» Given problem
Present the following entries again, word for word and in full.

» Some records
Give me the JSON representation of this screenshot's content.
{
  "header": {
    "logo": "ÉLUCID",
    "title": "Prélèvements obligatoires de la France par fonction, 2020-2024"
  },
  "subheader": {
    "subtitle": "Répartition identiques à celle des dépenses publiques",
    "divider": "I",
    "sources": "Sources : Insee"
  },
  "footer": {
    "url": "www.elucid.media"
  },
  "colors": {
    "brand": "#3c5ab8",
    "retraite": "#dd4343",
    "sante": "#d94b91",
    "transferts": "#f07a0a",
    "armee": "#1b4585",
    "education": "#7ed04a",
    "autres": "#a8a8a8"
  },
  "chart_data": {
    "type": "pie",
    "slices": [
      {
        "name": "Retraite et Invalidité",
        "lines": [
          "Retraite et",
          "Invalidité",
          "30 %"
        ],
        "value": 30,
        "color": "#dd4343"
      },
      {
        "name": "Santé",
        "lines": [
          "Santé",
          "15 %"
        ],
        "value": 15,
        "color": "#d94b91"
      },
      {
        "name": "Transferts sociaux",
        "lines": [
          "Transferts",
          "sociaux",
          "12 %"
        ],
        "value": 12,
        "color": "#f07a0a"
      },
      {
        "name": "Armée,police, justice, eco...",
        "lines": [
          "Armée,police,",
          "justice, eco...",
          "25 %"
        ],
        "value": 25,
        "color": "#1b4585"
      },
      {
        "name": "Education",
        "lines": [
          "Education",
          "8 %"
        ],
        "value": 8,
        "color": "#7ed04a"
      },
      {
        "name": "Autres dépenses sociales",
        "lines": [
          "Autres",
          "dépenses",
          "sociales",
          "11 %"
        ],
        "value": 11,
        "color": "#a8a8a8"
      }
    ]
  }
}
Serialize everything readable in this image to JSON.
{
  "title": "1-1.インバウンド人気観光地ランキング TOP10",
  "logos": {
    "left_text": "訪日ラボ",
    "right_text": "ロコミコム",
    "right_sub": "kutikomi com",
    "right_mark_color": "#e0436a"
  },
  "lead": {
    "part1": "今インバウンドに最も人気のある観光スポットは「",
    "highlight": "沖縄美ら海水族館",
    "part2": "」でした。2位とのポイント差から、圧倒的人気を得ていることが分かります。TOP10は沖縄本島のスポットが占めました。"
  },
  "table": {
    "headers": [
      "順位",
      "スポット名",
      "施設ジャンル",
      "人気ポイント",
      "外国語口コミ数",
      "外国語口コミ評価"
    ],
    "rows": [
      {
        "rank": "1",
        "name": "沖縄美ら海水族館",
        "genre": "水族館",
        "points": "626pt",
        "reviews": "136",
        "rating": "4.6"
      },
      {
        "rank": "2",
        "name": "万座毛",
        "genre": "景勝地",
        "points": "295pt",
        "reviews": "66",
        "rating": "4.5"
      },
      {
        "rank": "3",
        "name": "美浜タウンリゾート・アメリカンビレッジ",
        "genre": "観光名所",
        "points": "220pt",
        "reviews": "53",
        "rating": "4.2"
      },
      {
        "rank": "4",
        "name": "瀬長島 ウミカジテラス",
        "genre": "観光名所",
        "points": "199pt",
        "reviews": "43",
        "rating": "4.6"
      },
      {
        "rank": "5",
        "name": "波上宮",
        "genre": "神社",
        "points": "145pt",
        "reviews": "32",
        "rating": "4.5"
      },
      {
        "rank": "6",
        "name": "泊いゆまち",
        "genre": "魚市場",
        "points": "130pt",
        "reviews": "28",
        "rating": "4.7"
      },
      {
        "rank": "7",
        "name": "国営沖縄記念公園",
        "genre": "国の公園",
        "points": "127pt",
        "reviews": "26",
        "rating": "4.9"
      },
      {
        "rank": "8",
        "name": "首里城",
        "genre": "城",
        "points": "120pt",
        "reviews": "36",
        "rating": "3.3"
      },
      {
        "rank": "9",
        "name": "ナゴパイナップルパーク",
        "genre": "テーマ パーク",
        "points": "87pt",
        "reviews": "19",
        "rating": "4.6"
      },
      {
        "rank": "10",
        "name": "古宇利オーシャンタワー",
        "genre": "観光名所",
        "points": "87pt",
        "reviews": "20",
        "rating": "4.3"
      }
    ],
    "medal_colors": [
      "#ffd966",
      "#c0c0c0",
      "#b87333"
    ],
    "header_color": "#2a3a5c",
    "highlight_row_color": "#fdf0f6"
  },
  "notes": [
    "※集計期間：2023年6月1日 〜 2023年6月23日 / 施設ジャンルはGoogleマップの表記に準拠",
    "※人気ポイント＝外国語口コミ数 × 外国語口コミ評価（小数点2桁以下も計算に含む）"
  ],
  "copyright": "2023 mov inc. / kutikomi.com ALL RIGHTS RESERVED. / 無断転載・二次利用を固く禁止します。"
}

» Result of this exercise
Give me the JSON representation of this screenshot's content.
{
  "header": {
    "logo": "ÉLUCID",
    "title": "Prélèvements obligatoires de la France par fonction, 2020-2024"
  },
  "subheader": {
    "subtitle": "Répartition identiques à celle des dépenses publiques",
    "divider": "I",
    "sources": "Sources : Insee"
  },
  "footer": {
    "url": "www.elucid.media"
  },
  "colors": {
    "brand": "#3c5ab8",
    "retraite": "#dd4343",
    "sante": "#d94b91",
    "transferts": "#f07a0a",
    "armee": "#1b4585",
    "education": "#7ed04a",
    "autres": "#a8a8a8"
  },
  "chart_data": {
    "type": "pie",
    "slices": [
      {
        "name": "Retraite et Invalidité",
        "lines": [
          "Retraite et",
          "Invalidité",
          "30 %"
        ],
        "value": 30,
        "color": "#dd4343"
      },
      {
        "name": "Santé",
        "lines": [
          "Santé",
          "15 %"
        ],
        "value": 15,
        "color": "#d94b91"
      },
      {
        "name": "Transferts sociaux",
        "lines": [
          "Transferts",
          "sociaux",
          "12 %"
        ],
        "value": 12,
        "color": "#f07a0a"
      },
      {
        "name": "Armée,police, justice, eco...",
        "lines": [
          "Armée,police,",
          "justice, eco...",
          "25 %"
        ],
        "value": 25,
        "color": "#1b4585"
      },
      {
        "name": "Education",
        "lines": [
          "Education",
          "8 %"
        ],
        "value": 8,
        "color": "#7ed04a"
      },
      {
        "name": "Autres dépenses sociales",
        "lines": [
          "Autres",
          "dépenses",
          "sociales",
          "11 %"
        ],
        "value": 11,
        "color": "#a8a8a8"
      }
    ]
  }
}
Serialize everything readable in this image to JSON.
{
  "title": "1-1.インバウンド人気観光地ランキング TOP10",
  "logos": {
    "left_text": "訪日ラボ",
    "right_text": "ロコミコム",
    "right_sub": "kutikomi com",
    "right_mark_color": "#e0436a"
  },
  "lead": {
    "part1": "今インバウンドに最も人気のある観光スポットは「",
    "highlight": "沖縄美ら海水族館",
    "part2": "」でした。2位とのポイント差から、圧倒的人気を得ていることが分かります。TOP10は沖縄本島のスポットが占めました。"
  },
  "table": {
    "headers": [
      "順位",
      "スポット名",
      "施設ジャンル",
      "人気ポイント",
      "外国語口コミ数",
      "外国語口コミ評価"
    ],
    "rows": [
      {
        "rank": "1",
        "name": "沖縄美ら海水族館",
        "genre": "水族館",
        "points": "626pt",
        "reviews": "136",
        "rating": "4.6"
      },
      {
        "rank": "2",
        "name": "万座毛",
        "genre": "景勝地",
        "points": "295pt",
        "reviews": "66",
        "rating": "4.5"
      },
      {
        "rank": "3",
        "name": "美浜タウンリゾート・アメリカンビレッジ",
        "genre": "観光名所",
        "points": "220pt",
        "reviews": "53",
        "rating": "4.2"
      },
      {
        "rank": "4",
        "name": "瀬長島 ウミカジテラス",
        "genre": "観光名所",
        "points": "199pt",
        "reviews": "43",
        "rating": "4.6"
      },
      {
        "rank": "5",
        "name": "波上宮",
        "genre": "神社",
        "points": "145pt",
        "reviews": "32",
        "rating": "4.5"
      },
      {
        "rank": "6",
        "name": "泊いゆまち",
        "genre": "魚市場",
        "points": "130pt",
        "reviews": "28",
        "rating": "4.7"
      },
      {
        "rank": "7",
        "name": "国営沖縄記念公園",
        "genre": "国の公園",
        "points": "127pt",
        "reviews": "26",
        "rating": "4.9"
      },
      {
        "rank": "8",
        "name": "首里城",
        "genre": "城",
        "points": "120pt",
        "reviews": "36",
        "rating": "3.3"
      },
      {
        "rank": "9",
        "name": "ナゴパイナップルパーク",
        "genre": "テーマ パーク",
        "points": "87pt",
        "reviews": "19",
        "rating": "4.6"
      },
      {
        "rank": "10",
        "name": "古宇利オーシャンタワー",
        "genre": "観光名所",
        "points": "87pt",
        "reviews": "20",
        "rating": "4.3"
      }
    ],
    "medal_colors": [
      "#ffd966",
      "#c0c0c0",
      "#b87333"
    ],
    "header_color": "#2a3a5c",
    "highlight_row_color": "#fdf0f6"
  },
  "notes": [
    "※集計期間：2023年6月1日 〜 2023年6月23日 / 施設ジャンルはGoogleマップの表記に準拠",
    "※人気ポイント＝外国語口コミ数 × 外国語口コミ評価（小数点2桁以下も計算に含む）"
  ],
  "copyright": "2023 mov inc. / kutikomi.com ALL RIGHTS RESERVED. / 無断転載・二次利用を固く禁止します。"
}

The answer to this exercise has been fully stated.